I was keen to move on from that incident because I didn’t want a “fuddy-duddy” and unauthentic person affect the individuality and creativity that I had come to respect in each of my team members at work.  I wanted them to know that in a world full of such unauthentic people, we still need to be true to ourselves, and be proud of our respective gifts.  Oh, I am not supposed to use the word “gifts”.  It has potentially offensive “spiritual”cannotations.

Assaulted By Prejudice

Another incident happened just last week within the Tarot community.  I had been working very hard for awhile now, building my knowledge and skills around Tarot.  Having obtained my Certified Professional Tarot Reader’s qualification from the Tarot Certification Board of America (TCBA) was one of the most fulfilling experiences for me.  I am continuing my esoteric studies only because I have a personal ambition to always learn more and be better. 

However, a very experienced Tarot reader whom I had been communicating with via social media slapped me with a personal assault that took me awhile to regain composure from, more so because she was a fellow Tarot reader.  When she found out about my qualifications, she said “Who are the TCBA to decide whether I am a proficient Tarot reader or not?  I have been reading for more than 30 years and am perhaps a better reader than one armed with a certification.”  I was appalled at that arrogance because I don’t believe there are such things as better readers or worse readers.  As lightworkers, we exist for the purpose of bringing clarity and assurance to our clients.  Bad readers and good readers don’t exist.  We are just Tarot readers trying to hold the hands of our clients.  I wrote a lengthy blog post about this on http://sungoddesstarot.blogspot.sg/2013/01/being-true-to-myself.html?m=1

Still Older But Wiser

25 years ago, I would have removed a shoe to throw it at people like that, and plied the corridors of my office with loud rantings. At my age, I have learnt to accept that such people do exist and we just need to manage them well, not giving them the opportunity to shake our confidence.  In fact, I used these examples to better educate my team at work about the importance of being genuine and appreciative of diversity.  I also spoke to my Tarot protégés about not being arrogant about their experience with Tarot as they get better in their reading skills.   I’d like to think that age and experience did not just make me more appreciative of differences.  I’ve also learnt to manage negative situations better too.

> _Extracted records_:
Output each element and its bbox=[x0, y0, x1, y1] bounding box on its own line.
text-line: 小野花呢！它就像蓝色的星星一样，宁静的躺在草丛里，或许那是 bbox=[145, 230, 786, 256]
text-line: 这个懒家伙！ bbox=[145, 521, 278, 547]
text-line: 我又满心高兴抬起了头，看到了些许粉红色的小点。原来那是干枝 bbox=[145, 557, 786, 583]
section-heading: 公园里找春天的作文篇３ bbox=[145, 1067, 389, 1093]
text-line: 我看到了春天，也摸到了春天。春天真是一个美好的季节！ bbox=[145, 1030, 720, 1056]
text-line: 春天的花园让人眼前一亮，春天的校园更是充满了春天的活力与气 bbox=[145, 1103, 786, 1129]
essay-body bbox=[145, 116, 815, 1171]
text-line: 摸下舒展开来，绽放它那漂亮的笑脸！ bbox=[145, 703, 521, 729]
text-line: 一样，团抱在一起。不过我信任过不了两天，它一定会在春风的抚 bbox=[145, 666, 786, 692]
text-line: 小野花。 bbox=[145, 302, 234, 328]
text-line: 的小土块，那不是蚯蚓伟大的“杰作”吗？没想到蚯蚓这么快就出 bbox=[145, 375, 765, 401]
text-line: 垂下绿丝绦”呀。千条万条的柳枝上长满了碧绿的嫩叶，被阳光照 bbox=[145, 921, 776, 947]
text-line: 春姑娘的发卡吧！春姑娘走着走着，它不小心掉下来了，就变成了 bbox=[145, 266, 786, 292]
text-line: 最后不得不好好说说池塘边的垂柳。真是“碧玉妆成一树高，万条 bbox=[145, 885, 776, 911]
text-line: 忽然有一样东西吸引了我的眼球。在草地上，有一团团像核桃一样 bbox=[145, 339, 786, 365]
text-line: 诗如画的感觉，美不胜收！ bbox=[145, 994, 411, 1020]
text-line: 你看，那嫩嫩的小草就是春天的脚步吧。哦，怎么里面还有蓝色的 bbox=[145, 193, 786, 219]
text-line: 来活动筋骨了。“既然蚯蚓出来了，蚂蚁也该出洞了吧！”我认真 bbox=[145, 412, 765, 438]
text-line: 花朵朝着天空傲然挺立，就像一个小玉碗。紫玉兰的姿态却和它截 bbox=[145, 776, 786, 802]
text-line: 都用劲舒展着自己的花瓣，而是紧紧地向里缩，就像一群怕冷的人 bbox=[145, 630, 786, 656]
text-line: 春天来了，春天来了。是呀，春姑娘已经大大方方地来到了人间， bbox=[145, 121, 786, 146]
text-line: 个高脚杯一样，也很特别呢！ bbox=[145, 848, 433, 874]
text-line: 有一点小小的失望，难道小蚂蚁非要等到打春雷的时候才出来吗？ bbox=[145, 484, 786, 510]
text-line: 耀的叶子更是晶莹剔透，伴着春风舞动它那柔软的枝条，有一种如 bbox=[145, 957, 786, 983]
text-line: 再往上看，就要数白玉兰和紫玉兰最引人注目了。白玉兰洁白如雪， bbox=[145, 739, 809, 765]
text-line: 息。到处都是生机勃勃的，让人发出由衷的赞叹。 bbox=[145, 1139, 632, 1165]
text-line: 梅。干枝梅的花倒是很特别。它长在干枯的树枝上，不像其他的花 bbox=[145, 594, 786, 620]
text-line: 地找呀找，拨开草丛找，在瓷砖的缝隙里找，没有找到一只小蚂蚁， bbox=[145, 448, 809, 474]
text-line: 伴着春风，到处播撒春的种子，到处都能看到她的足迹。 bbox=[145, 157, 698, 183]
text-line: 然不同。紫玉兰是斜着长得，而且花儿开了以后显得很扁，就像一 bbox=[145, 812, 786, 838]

> _Exercise prompt_:
Return the passage of the Tarot post verbatim, from "Another incident happened" up to and including "and be better.".

> _Worked solution_:
Another incident happened just last week within the Tarot community.  I had been working very hard for awhile now, building my knowledge and skills around Tarot.  Having obtained my Certified Professional Tarot Reader’s qualification from the Tarot Certification Board of America (TCBA) was one of the most fulfilling experiences for me.  I am continuing my esoteric studies only because I have a personal ambition to always learn more and be better.